→ Task prompt: Find every line of the listing below where "бюджете" appears, and copy it.

→ Data extract:

===============

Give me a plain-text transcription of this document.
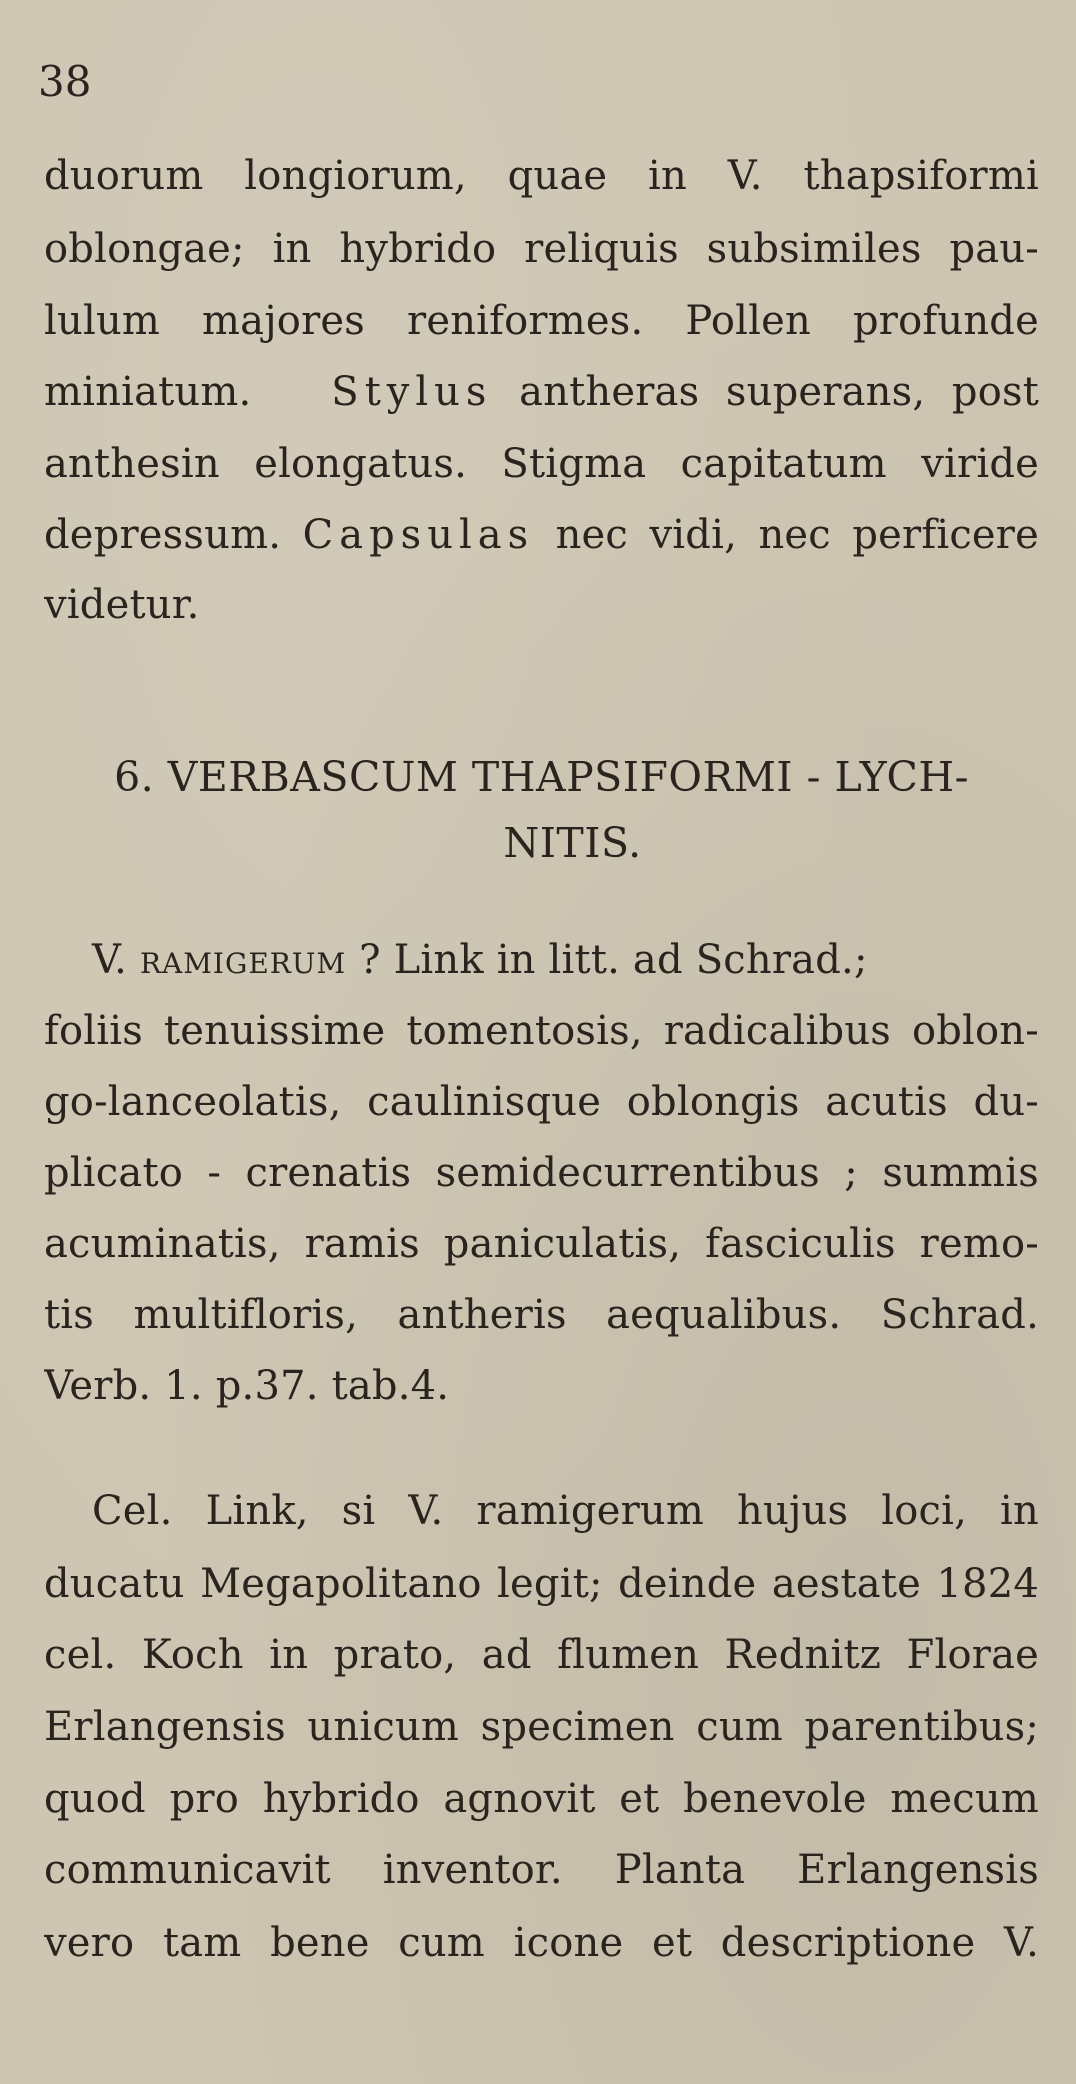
38
duorum longiorum, quae in V. thapsiformi
oblongae; in hybrido reliquis subsimiles pau-
lulum majores reniformes. Pollen profunde
miniatum. Stylus antheras superans, post
anthesin elongatus. Stigma capitatum viride
depressum. Capsulas nec vidi, nec perficere
videtur.
6. VERBASCUM THAPSIFORMI - LYCH-
NITIS.
V. ramigerum ? Link in litt. ad Schrad.;
foliis tenuissime tomentosis, radicalibus oblon-
go-lanceolatis, caulinisque oblongis acutis du-
plicato - crenatis semidecurrentibus ; summis
acuminatis, ramis paniculatis, fasciculis remo-
tis multifloris, antheris aequalibus. Schrad.
Verb. 1. p.37. tab.4.
Cel. Link, si V. ramigerum hujus loci, in
ducatu Megapolitano legit; deinde aestate 1824
cel. Koch in prato, ad flumen Rednitz Florae
Erlangensis unicum specimen cum parentibus;
quod pro hybrido agnovit et benevole mecum
communicavit inventor. Planta Erlangensis
vero tam bene cum icone et descriptione V.
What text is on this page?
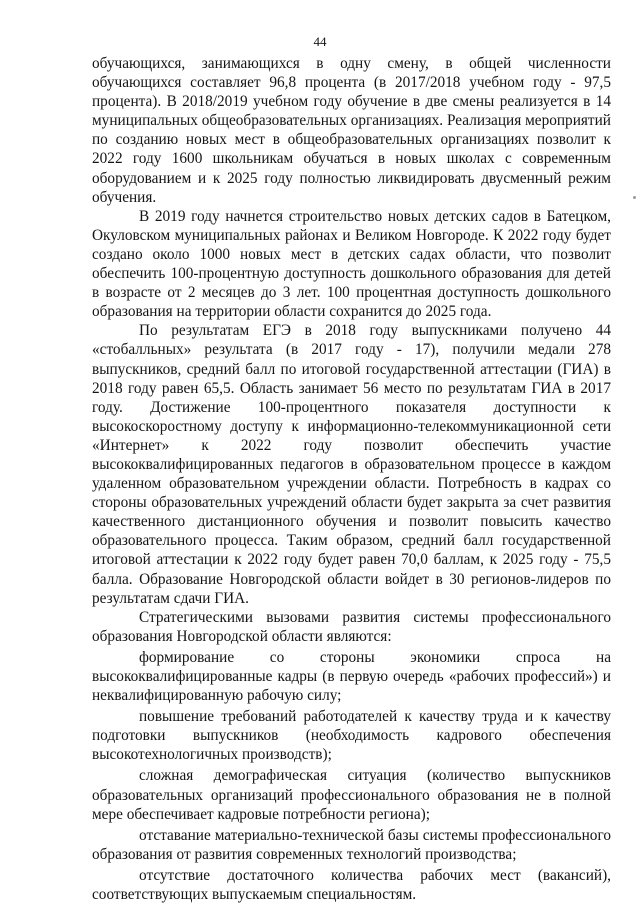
44

обучающихся, занимающихся в одну смену, в общей численности обучающихся составляет 96,8 процента (в 2017/2018 учебном году ‑ 97,5 процента). В 2018/2019 учебном году обучение в две смены реализуется в 14 муниципальных общеобразовательных организациях. Реализация мероприятий по созданию новых мест в общеобразовательных организациях позволит к 2022 году 1600 школьникам обучаться в новых школах с современным оборудованием и к 2025 году полностью ликвидировать двусменный режим обучения.

В 2019 году начнется строительство новых детских садов в Батецком, Окуловском муниципальных районах и Великом Новгороде. К 2022 году будет создано около 1000 новых мест в детских садах области, что позволит обеспечить 100-процентную доступность дошкольного образования для детей в возрасте от 2 месяцев до 3 лет. 100 процентная доступность дошкольного образования на территории области сохранится до 2025 года.

По результатам ЕГЭ в 2018 году выпускниками получено 44 «стобалльных» результата (в 2017 году - 17), получили медали 278 выпускников, средний балл по итоговой государственной аттестации (ГИА) в 2018 году равен 65,5. Область занимает 56 место по результатам ГИА в 2017 году. Достижение 100-процентного показателя доступности к высокоскоростному доступу к информационно-телекоммуникационной сети «Интернет» к 2022 году позволит обеспечить участие высококвалифицированных педагогов в образовательном процессе в каждом удаленном образовательном учреждении области. Потребность в кадрах со стороны образовательных учреждений области будет закрыта за счет развития качественного дистанционного обучения и позволит повысить качество образовательного процесса. Таким образом, средний балл государственной итоговой аттестации к 2022 году будет равен 70,0 баллам, к 2025 году - 75,5 балла. Образование Новгородской области войдет в 30 регионов-лидеров по результатам сдачи ГИА.

Стратегическими вызовами развития системы профессионального образования Новгородской области являются:

формирование со стороны экономики спроса на высококвалифицированные кадры (в первую очередь «рабочих профессий») и неквалифицированную рабочую силу;

повышение требований работодателей к качеству труда и к качеству подготовки выпускников (необходимость кадрового обеспечения высокотехнологичных производств);

сложная демографическая ситуация (количество выпускников образовательных организаций профессионального образования не в полной мере обеспечивает кадровые потребности региона);

отставание материально-технической базы системы профессионального образования от развития современных технологий производства;

отсутствие достаточного количества рабочих мест (вакансий), соответствующих выпускаемым специальностям.
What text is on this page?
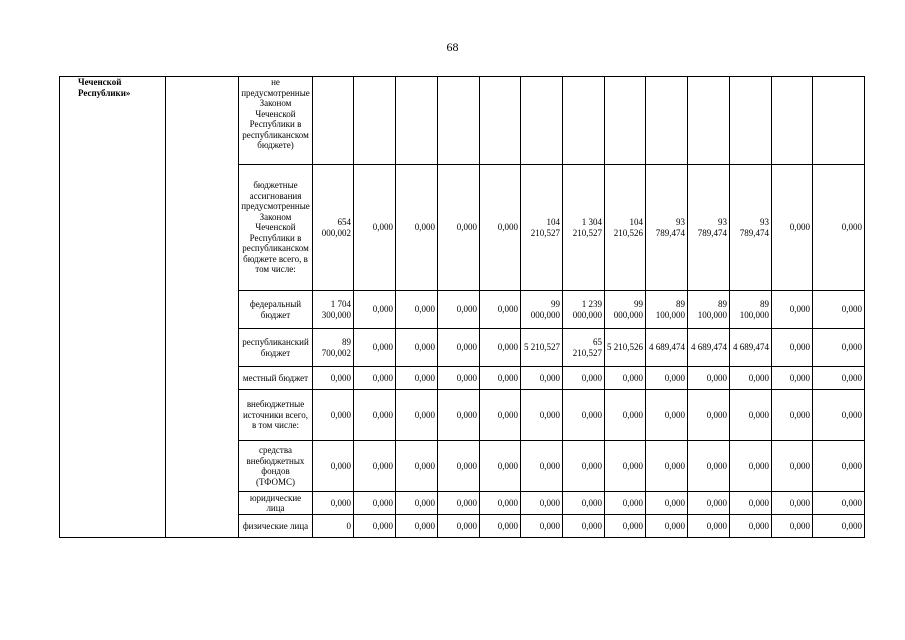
68
Чеченской Республики»		не предусмотренные Законом Чеченской Республики в республиканском бюджете)													
		бюджетные ассигнования предусмотренные Законом Чеченской Республики в республиканском бюджете всего, в том числе:	654 000,002	0,000	0,000	0,000	0,000	104 210,527	1 304 210,527	104 210,526	93 789,474	93 789,474	93 789,474	0,000	0,000
		федеральный бюджет	1 704 300,000	0,000	0,000	0,000	0,000	99 000,000	1 239 000,000	99 000,000	89 100,000	89 100,000	89 100,000	0,000	0,000
		республиканский бюджет	89 700,002	0,000	0,000	0,000	0,000	5 210,527	65 210,527	5 210,526	4 689,474	4 689,474	4 689,474	0,000	0,000
		местный бюджет	0,000	0,000	0,000	0,000	0,000	0,000	0,000	0,000	0,000	0,000	0,000	0,000	0,000
		внебюджетные источники всего, в том числе:	0,000	0,000	0,000	0,000	0,000	0,000	0,000	0,000	0,000	0,000	0,000	0,000	0,000
		средства внебюджетных фондов (ТФОМС)	0,000	0,000	0,000	0,000	0,000	0,000	0,000	0,000	0,000	0,000	0,000	0,000	0,000
		юридические лица	0,000	0,000	0,000	0,000	0,000	0,000	0,000	0,000	0,000	0,000	0,000	0,000	0,000
		физические лица	0	0,000	0,000	0,000	0,000	0,000	0,000	0,000	0,000	0,000	0,000	0,000	0,000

===============

→ Correct result:
Чеченской Республики»		не предусмотренные Законом Чеченской Республики в республиканском бюджете)													
		бюджетные ассигнования предусмотренные Законом Чеченской Республики в республиканском бюджете всего, в том числе:	654 000,002	0,000	0,000	0,000	0,000	104 210,527	1 304 210,527	104 210,526	93 789,474	93 789,474	93 789,474	0,000	0,000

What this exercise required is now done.